Given request
Reproduce all of the listing below without alteration.

Stored dataset items
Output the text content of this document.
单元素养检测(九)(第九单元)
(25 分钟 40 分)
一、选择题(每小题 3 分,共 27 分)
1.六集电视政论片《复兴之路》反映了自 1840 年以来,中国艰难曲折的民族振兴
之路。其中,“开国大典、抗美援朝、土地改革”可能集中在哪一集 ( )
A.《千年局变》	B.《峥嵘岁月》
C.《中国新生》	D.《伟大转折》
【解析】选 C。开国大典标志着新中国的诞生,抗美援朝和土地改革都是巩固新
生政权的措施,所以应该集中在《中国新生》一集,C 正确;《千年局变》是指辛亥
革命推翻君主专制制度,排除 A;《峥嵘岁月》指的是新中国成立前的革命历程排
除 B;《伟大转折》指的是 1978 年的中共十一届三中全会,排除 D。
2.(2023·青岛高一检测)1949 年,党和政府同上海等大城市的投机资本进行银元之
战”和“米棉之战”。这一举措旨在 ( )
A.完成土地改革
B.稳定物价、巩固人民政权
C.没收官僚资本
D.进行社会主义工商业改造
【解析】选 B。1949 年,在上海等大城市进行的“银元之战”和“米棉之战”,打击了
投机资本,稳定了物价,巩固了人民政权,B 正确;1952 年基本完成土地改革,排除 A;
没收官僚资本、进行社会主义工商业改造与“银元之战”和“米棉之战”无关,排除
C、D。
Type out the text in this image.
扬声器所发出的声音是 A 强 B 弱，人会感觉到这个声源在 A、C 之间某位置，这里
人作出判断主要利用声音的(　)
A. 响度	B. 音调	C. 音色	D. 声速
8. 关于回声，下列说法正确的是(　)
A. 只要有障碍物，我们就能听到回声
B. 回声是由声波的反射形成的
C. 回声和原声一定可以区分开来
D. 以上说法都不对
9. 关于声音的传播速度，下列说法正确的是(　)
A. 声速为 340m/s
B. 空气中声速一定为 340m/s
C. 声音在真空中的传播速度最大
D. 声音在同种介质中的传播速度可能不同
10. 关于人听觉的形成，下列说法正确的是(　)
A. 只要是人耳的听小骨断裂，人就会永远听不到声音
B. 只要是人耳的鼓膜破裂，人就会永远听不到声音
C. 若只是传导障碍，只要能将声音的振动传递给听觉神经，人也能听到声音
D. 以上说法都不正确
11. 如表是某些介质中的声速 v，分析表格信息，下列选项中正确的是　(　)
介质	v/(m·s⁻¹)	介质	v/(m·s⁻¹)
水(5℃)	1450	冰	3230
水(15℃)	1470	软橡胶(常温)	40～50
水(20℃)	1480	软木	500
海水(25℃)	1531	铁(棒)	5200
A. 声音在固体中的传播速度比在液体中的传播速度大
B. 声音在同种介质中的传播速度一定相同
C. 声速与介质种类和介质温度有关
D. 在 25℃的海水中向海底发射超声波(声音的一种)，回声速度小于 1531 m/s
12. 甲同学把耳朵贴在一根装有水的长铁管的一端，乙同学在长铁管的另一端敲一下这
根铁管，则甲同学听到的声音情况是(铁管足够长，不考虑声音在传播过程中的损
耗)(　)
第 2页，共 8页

Result for this task
Output the text content of this document.
单元素养检测(九)(第九单元)
(25 分钟 40 分)
一、选择题(每小题 3 分,共 27 分)
1.六集电视政论片《复兴之路》反映了自 1840 年以来,中国艰难曲折的民族振兴
之路。其中,“开国大典、抗美援朝、土地改革”可能集中在哪一集 ( )
A.《千年局变》	B.《峥嵘岁月》
C.《中国新生》	D.《伟大转折》
【解析】选 C。开国大典标志着新中国的诞生,抗美援朝和土地改革都是巩固新
生政权的措施,所以应该集中在《中国新生》一集,C 正确;《千年局变》是指辛亥
革命推翻君主专制制度,排除 A;《峥嵘岁月》指的是新中国成立前的革命历程排
除 B;《伟大转折》指的是 1978 年的中共十一届三中全会,排除 D。
2.(2023·青岛高一检测)1949 年,党和政府同上海等大城市的投机资本进行银元之
战”和“米棉之战”。这一举措旨在 ( )
A.完成土地改革
B.稳定物价、巩固人民政权
C.没收官僚资本
D.进行社会主义工商业改造
【解析】选 B。1949 年,在上海等大城市进行的“银元之战”和“米棉之战”,打击了
投机资本,稳定了物价,巩固了人民政权,B 正确;1952 年基本完成土地改革,排除 A;
没收官僚资本、进行社会主义工商业改造与“银元之战”和“米棉之战”无关,排除
C、D。
Type out the text in this image.
扬声器所发出的声音是 A 强 B 弱，人会感觉到这个声源在 A、C 之间某位置，这里
人作出判断主要利用声音的(　)
A. 响度	B. 音调	C. 音色	D. 声速
8. 关于回声，下列说法正确的是(　)
A. 只要有障碍物，我们就能听到回声
B. 回声是由声波的反射形成的
C. 回声和原声一定可以区分开来
D. 以上说法都不对
9. 关于声音的传播速度，下列说法正确的是(　)
A. 声速为 340m/s
B. 空气中声速一定为 340m/s
C. 声音在真空中的传播速度最大
D. 声音在同种介质中的传播速度可能不同
10. 关于人听觉的形成，下列说法正确的是(　)
A. 只要是人耳的听小骨断裂，人就会永远听不到声音
B. 只要是人耳的鼓膜破裂，人就会永远听不到声音
C. 若只是传导障碍，只要能将声音的振动传递给听觉神经，人也能听到声音
D. 以上说法都不正确
11. 如表是某些介质中的声速 v，分析表格信息，下列选项中正确的是　(　)
介质	v/(m·s⁻¹)	介质	v/(m·s⁻¹)
水(5℃)	1450	冰	3230
水(15℃)	1470	软橡胶(常温)	40～50
水(20℃)	1480	软木	500
海水(25℃)	1531	铁(棒)	5200
A. 声音在固体中的传播速度比在液体中的传播速度大
B. 声音在同种介质中的传播速度一定相同
C. 声速与介质种类和介质温度有关
D. 在 25℃的海水中向海底发射超声波(声音的一种)，回声速度小于 1531 m/s
12. 甲同学把耳朵贴在一根装有水的长铁管的一端，乙同学在长铁管的另一端敲一下这
根铁管，则甲同学听到的声音情况是(铁管足够长，不考虑声音在传播过程中的损
耗)(　)
第 2页，共 8页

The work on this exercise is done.